→ THE TASK
Every line that holds the string "sont" is to be identified and copied.

[Data items]

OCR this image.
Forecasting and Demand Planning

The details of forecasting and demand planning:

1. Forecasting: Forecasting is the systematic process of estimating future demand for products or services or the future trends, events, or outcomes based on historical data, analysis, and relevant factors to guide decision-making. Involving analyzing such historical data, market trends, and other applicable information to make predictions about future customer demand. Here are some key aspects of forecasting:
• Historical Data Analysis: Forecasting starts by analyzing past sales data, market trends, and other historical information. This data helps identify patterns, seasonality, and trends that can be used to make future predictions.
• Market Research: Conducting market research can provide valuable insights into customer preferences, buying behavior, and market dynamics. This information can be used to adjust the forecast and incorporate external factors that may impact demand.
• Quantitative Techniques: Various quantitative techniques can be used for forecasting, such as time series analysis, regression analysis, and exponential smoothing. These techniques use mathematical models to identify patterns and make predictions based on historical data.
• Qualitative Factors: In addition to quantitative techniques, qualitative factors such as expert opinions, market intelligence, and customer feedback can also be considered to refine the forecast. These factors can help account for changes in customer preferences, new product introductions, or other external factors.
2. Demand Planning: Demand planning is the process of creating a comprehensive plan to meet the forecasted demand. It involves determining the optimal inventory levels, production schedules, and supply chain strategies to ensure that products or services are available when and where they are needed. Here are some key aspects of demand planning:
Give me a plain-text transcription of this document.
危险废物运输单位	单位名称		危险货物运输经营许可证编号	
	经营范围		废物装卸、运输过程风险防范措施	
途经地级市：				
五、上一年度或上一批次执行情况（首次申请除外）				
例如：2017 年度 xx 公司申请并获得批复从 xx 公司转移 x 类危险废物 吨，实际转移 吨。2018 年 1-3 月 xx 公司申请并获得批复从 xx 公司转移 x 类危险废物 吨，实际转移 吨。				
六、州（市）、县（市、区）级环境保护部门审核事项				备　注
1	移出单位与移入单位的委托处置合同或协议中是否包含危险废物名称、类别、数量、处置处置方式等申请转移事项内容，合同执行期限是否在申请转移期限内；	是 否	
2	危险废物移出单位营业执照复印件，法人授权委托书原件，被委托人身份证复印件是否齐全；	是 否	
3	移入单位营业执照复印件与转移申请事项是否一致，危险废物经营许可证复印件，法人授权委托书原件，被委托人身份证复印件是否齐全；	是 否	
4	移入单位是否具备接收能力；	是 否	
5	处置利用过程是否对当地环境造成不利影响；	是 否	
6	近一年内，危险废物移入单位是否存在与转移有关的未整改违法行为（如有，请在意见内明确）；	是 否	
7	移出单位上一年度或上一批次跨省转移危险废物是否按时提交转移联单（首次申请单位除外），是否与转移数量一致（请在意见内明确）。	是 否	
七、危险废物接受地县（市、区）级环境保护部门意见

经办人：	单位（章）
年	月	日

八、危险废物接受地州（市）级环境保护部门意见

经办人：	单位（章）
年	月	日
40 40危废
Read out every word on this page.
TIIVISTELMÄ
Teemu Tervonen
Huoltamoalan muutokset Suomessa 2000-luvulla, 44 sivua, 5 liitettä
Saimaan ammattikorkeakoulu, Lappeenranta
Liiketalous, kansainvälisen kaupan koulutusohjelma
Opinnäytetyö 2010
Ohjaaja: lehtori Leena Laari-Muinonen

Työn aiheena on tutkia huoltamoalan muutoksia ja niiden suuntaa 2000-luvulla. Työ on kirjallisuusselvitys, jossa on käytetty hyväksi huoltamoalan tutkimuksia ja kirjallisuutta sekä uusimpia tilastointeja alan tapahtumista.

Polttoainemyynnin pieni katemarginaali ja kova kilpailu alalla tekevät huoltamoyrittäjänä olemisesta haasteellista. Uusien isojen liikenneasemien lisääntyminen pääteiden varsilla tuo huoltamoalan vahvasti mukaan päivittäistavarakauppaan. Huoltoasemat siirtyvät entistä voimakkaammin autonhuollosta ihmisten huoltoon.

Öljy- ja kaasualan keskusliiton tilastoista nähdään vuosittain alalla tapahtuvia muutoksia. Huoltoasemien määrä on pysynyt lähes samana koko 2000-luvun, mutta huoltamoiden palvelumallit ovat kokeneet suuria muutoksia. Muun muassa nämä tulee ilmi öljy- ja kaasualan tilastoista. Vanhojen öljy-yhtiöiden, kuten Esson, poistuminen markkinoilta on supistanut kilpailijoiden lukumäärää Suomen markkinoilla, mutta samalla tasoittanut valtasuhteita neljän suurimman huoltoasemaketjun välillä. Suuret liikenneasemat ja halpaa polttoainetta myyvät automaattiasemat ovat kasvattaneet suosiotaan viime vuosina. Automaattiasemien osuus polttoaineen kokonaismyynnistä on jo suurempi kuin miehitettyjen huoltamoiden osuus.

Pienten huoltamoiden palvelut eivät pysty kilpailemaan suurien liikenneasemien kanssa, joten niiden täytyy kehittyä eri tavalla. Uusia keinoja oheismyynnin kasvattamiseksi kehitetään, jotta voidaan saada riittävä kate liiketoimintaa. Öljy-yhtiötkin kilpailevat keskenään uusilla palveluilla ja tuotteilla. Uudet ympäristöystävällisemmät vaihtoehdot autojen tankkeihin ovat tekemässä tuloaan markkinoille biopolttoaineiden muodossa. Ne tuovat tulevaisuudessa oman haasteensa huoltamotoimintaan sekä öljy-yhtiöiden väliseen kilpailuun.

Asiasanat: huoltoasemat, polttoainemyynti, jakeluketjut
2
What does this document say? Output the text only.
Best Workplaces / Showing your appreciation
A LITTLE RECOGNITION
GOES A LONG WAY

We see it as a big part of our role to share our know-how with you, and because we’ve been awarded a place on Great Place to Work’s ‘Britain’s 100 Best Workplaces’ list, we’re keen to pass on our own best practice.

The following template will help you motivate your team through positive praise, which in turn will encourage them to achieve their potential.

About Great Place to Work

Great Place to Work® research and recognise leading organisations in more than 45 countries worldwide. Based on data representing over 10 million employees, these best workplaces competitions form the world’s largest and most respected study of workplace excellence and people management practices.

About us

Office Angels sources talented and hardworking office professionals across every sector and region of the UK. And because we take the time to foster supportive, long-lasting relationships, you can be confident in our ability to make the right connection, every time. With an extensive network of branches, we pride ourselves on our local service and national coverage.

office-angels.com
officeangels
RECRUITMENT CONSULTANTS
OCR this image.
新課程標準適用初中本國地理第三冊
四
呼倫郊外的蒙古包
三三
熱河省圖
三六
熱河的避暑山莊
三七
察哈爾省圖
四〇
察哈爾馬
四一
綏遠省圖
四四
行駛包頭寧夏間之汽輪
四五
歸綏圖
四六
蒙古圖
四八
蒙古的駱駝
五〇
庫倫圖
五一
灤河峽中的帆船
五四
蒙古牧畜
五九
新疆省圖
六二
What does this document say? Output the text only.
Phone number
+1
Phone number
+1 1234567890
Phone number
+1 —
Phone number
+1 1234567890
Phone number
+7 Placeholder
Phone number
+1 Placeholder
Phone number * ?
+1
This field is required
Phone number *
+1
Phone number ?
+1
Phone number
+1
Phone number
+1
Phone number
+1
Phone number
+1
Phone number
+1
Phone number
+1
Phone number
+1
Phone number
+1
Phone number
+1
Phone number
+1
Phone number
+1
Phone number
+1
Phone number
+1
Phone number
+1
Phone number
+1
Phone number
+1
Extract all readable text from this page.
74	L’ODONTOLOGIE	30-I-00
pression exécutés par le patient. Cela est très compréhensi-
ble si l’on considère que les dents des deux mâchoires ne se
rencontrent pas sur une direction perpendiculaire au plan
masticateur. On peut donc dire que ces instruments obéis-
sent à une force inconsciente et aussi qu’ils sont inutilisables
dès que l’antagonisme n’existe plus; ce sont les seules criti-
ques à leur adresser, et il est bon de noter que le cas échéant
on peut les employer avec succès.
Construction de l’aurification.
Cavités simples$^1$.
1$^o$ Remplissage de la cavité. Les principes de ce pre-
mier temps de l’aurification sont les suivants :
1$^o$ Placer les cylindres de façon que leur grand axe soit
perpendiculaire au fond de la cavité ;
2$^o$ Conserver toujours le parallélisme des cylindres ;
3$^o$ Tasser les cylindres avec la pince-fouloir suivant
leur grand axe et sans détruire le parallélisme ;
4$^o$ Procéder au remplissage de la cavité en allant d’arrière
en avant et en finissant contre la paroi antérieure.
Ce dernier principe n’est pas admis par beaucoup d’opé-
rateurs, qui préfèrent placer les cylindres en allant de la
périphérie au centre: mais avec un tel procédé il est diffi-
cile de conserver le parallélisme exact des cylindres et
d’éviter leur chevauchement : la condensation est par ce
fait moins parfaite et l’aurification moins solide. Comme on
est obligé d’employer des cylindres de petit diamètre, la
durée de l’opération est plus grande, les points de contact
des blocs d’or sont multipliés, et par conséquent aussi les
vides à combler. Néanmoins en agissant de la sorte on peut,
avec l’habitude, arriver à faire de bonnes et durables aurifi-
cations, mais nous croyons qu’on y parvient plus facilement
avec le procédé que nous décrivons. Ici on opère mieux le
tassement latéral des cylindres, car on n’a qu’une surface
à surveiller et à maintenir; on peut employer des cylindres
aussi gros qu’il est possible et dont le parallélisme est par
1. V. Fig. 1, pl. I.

→ RESPONSE
sent à une force inconsciente et aussi qu’ils sont inutilisables
dès que l’antagonisme n’existe plus; ce sont les seules criti-
mier temps de l’aurification sont les suivants :
des blocs d’or sont multipliés, et par conséquent aussi les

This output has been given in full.